Job ▸ Extract every line of the material below and reproduce it faithfully.

** Begin **

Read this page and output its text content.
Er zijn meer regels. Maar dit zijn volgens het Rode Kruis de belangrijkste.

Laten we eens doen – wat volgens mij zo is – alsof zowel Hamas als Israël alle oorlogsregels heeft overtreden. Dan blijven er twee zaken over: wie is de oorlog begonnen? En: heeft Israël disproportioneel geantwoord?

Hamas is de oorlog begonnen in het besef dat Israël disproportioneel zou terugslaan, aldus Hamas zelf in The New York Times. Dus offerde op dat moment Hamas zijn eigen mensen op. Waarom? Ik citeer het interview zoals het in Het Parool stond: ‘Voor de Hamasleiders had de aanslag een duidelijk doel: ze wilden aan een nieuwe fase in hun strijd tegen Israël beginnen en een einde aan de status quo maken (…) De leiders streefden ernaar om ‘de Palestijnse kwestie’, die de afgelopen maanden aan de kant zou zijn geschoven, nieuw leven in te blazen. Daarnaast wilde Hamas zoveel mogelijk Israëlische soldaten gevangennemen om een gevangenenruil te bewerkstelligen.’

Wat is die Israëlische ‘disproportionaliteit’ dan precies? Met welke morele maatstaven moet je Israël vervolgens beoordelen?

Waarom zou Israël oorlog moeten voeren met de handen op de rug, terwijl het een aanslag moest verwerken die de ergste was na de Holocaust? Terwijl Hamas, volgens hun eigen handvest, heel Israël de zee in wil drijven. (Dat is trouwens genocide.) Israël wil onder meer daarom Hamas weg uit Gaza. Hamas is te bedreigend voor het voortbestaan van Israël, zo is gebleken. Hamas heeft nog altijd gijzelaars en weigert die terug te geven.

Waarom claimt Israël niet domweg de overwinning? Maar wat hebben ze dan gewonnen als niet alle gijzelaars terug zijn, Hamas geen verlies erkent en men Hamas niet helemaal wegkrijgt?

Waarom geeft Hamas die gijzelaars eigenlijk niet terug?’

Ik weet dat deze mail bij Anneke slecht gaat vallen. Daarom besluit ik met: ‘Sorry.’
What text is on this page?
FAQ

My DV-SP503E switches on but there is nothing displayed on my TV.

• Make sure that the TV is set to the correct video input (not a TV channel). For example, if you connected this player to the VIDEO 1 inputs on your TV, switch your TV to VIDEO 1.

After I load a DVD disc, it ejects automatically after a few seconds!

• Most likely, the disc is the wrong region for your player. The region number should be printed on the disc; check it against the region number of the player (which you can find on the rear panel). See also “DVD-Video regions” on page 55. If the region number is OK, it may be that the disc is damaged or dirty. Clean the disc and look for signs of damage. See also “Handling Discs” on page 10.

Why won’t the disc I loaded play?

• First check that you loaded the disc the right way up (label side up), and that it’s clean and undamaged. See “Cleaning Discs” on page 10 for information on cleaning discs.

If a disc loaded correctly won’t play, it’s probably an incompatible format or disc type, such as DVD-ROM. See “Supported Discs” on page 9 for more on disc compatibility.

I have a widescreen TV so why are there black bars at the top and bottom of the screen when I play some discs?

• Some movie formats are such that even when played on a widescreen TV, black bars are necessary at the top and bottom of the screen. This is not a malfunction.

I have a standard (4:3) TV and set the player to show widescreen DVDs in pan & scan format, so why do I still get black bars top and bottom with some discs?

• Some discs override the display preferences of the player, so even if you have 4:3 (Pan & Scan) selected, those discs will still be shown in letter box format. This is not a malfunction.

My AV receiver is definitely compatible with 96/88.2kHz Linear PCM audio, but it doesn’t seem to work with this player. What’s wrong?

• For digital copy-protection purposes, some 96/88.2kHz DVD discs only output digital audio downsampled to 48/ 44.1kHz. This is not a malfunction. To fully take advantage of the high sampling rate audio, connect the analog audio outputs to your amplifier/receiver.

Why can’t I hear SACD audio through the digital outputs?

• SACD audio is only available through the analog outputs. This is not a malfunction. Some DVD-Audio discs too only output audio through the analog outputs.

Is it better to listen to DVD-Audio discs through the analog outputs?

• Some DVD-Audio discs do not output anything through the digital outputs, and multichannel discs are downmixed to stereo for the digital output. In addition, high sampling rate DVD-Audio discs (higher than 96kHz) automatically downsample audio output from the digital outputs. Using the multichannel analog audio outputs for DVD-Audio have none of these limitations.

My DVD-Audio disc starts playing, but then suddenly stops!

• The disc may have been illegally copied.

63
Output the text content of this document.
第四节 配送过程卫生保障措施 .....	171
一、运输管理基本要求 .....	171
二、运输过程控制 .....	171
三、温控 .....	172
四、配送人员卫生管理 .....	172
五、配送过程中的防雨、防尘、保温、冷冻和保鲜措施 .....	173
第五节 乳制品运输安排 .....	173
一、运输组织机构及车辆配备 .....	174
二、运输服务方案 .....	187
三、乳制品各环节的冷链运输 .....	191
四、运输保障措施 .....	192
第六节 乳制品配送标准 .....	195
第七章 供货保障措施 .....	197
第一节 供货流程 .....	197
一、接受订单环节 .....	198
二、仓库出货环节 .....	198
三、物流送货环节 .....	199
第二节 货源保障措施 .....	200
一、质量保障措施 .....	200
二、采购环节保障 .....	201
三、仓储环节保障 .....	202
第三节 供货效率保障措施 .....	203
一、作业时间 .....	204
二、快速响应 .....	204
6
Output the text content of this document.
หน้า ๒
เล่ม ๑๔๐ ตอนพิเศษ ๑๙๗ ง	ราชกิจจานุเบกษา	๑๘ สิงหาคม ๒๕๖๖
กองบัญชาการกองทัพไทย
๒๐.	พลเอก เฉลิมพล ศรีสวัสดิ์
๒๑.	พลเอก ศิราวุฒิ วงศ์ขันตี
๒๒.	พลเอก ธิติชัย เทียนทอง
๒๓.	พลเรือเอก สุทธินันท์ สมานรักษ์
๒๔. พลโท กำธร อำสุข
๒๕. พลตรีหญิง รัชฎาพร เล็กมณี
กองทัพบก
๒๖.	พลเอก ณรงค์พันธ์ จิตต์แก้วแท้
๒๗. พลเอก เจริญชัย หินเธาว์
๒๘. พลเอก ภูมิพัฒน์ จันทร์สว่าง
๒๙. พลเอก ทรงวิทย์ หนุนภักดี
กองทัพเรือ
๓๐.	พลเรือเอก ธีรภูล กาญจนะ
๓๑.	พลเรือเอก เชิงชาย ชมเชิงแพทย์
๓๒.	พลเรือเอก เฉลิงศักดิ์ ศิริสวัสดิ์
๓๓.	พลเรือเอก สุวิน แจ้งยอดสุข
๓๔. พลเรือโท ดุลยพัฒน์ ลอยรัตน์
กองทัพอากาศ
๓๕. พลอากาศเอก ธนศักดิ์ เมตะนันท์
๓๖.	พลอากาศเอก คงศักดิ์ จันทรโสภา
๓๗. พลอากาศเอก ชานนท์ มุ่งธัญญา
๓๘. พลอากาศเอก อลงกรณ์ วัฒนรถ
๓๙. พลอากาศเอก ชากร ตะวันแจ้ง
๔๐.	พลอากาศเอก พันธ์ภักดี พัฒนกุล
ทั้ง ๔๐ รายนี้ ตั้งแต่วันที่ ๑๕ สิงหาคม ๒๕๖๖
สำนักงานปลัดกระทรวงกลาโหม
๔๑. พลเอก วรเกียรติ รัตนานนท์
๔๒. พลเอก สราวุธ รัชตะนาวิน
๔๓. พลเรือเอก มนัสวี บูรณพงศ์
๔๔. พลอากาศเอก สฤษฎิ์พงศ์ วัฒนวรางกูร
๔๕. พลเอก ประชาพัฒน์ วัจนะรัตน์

** End **

The reply ▸
Read this page and output its text content.
Er zijn meer regels. Maar dit zijn volgens het Rode Kruis de belangrijkste.

Laten we eens doen – wat volgens mij zo is – alsof zowel Hamas als Israël alle oorlogsregels heeft overtreden. Dan blijven er twee zaken over: wie is de oorlog begonnen? En: heeft Israël disproportioneel geantwoord?

Hamas is de oorlog begonnen in het besef dat Israël disproportioneel zou terugslaan, aldus Hamas zelf in The New York Times. Dus offerde op dat moment Hamas zijn eigen mensen op. Waarom? Ik citeer het interview zoals het in Het Parool stond: ‘Voor de Hamasleiders had de aanslag een duidelijk doel: ze wilden aan een nieuwe fase in hun strijd tegen Israël beginnen en een einde aan de status quo maken (…) De leiders streefden ernaar om ‘de Palestijnse kwestie’, die de afgelopen maanden aan de kant zou zijn geschoven, nieuw leven in te blazen. Daarnaast wilde Hamas zoveel mogelijk Israëlische soldaten gevangennemen om een gevangenenruil te bewerkstelligen.’

Wat is die Israëlische ‘disproportionaliteit’ dan precies? Met welke morele maatstaven moet je Israël vervolgens beoordelen?

Waarom zou Israël oorlog moeten voeren met de handen op de rug, terwijl het een aanslag moest verwerken die de ergste was na de Holocaust? Terwijl Hamas, volgens hun eigen handvest, heel Israël de zee in wil drijven. (Dat is trouwens genocide.) Israël wil onder meer daarom Hamas weg uit Gaza. Hamas is te bedreigend voor het voortbestaan van Israël, zo is gebleken. Hamas heeft nog altijd gijzelaars en weigert die terug te geven.

Waarom claimt Israël niet domweg de overwinning? Maar wat hebben ze dan gewonnen als niet alle gijzelaars terug zijn, Hamas geen verlies erkent en men Hamas niet helemaal wegkrijgt?

Waarom geeft Hamas die gijzelaars eigenlijk niet terug?’

Ik weet dat deze mail bij Anneke slecht gaat vallen. Daarom besluit ik met: ‘Sorry.’
What text is on this page?
FAQ

My DV-SP503E switches on but there is nothing displayed on my TV.

• Make sure that the TV is set to the correct video input (not a TV channel). For example, if you connected this player to the VIDEO 1 inputs on your TV, switch your TV to VIDEO 1.

After I load a DVD disc, it ejects automatically after a few seconds!

• Most likely, the disc is the wrong region for your player. The region number should be printed on the disc; check it against the region number of the player (which you can find on the rear panel). See also “DVD-Video regions” on page 55. If the region number is OK, it may be that the disc is damaged or dirty. Clean the disc and look for signs of damage. See also “Handling Discs” on page 10.

Why won’t the disc I loaded play?

• First check that you loaded the disc the right way up (label side up), and that it’s clean and undamaged. See “Cleaning Discs” on page 10 for information on cleaning discs.

If a disc loaded correctly won’t play, it’s probably an incompatible format or disc type, such as DVD-ROM. See “Supported Discs” on page 9 for more on disc compatibility.

I have a widescreen TV so why are there black bars at the top and bottom of the screen when I play some discs?

• Some movie formats are such that even when played on a widescreen TV, black bars are necessary at the top and bottom of the screen. This is not a malfunction.

I have a standard (4:3) TV and set the player to show widescreen DVDs in pan & scan format, so why do I still get black bars top and bottom with some discs?

• Some discs override the display preferences of the player, so even if you have 4:3 (Pan & Scan) selected, those discs will still be shown in letter box format. This is not a malfunction.

My AV receiver is definitely compatible with 96/88.2kHz Linear PCM audio, but it doesn’t seem to work with this player. What’s wrong?

• For digital copy-protection purposes, some 96/88.2kHz DVD discs only output digital audio downsampled to 48/ 44.1kHz. This is not a malfunction. To fully take advantage of the high sampling rate audio, connect the analog audio outputs to your amplifier/receiver.

Why can’t I hear SACD audio through the digital outputs?

• SACD audio is only available through the analog outputs. This is not a malfunction. Some DVD-Audio discs too only output audio through the analog outputs.

Is it better to listen to DVD-Audio discs through the analog outputs?

• Some DVD-Audio discs do not output anything through the digital outputs, and multichannel discs are downmixed to stereo for the digital output. In addition, high sampling rate DVD-Audio discs (higher than 96kHz) automatically downsample audio output from the digital outputs. Using the multichannel analog audio outputs for DVD-Audio have none of these limitations.

My DVD-Audio disc starts playing, but then suddenly stops!

• The disc may have been illegally copied.

63
Output the text content of this document.
第四节 配送过程卫生保障措施 .....	171
一、运输管理基本要求 .....	171
二、运输过程控制 .....	171
三、温控 .....	172
四、配送人员卫生管理 .....	172
五、配送过程中的防雨、防尘、保温、冷冻和保鲜措施 .....	173
第五节 乳制品运输安排 .....	173
一、运输组织机构及车辆配备 .....	174
二、运输服务方案 .....	187
三、乳制品各环节的冷链运输 .....	191
四、运输保障措施 .....	192
第六节 乳制品配送标准 .....	195
第七章 供货保障措施 .....	197
第一节 供货流程 .....	197
一、接受订单环节 .....	198
二、仓库出货环节 .....	198
三、物流送货环节 .....	199
第二节 货源保障措施 .....	200
一、质量保障措施 .....	200
二、采购环节保障 .....	201
三、仓储环节保障 .....	202
第三节 供货效率保障措施 .....	203
一、作业时间 .....	204
二、快速响应 .....	204
6
Output the text content of this document.
หน้า ๒
เล่ม ๑๔๐ ตอนพิเศษ ๑๙๗ ง	ราชกิจจานุเบกษา	๑๘ สิงหาคม ๒๕๖๖
กองบัญชาการกองทัพไทย
๒๐.	พลเอก เฉลิมพล ศรีสวัสดิ์
๒๑.	พลเอก ศิราวุฒิ วงศ์ขันตี
๒๒.	พลเอก ธิติชัย เทียนทอง
๒๓.	พลเรือเอก สุทธินันท์ สมานรักษ์
๒๔. พลโท กำธร อำสุข
๒๕. พลตรีหญิง รัชฎาพร เล็กมณี
กองทัพบก
๒๖.	พลเอก ณรงค์พันธ์ จิตต์แก้วแท้
๒๗. พลเอก เจริญชัย หินเธาว์
๒๘. พลเอก ภูมิพัฒน์ จันทร์สว่าง
๒๙. พลเอก ทรงวิทย์ หนุนภักดี
กองทัพเรือ
๓๐.	พลเรือเอก ธีรภูล กาญจนะ
๓๑.	พลเรือเอก เชิงชาย ชมเชิงแพทย์
๓๒.	พลเรือเอก เฉลิงศักดิ์ ศิริสวัสดิ์
๓๓.	พลเรือเอก สุวิน แจ้งยอดสุข
๓๔. พลเรือโท ดุลยพัฒน์ ลอยรัตน์
กองทัพอากาศ
๓๕. พลอากาศเอก ธนศักดิ์ เมตะนันท์
๓๖.	พลอากาศเอก คงศักดิ์ จันทรโสภา
๓๗. พลอากาศเอก ชานนท์ มุ่งธัญญา
๓๘. พลอากาศเอก อลงกรณ์ วัฒนรถ
๓๙. พลอากาศเอก ชากร ตะวันแจ้ง
๔๐.	พลอากาศเอก พันธ์ภักดี พัฒนกุล
ทั้ง ๔๐ รายนี้ ตั้งแต่วันที่ ๑๕ สิงหาคม ๒๕๖๖
สำนักงานปลัดกระทรวงกลาโหม
๔๑. พลเอก วรเกียรติ รัตนานนท์
๔๒. พลเอก สราวุธ รัชตะนาวิน
๔๓. พลเรือเอก มนัสวี บูรณพงศ์
๔๔. พลอากาศเอก สฤษฎิ์พงศ์ วัฒนวรางกูร
๔๕. พลเอก ประชาพัฒน์ วัจนะรัตน์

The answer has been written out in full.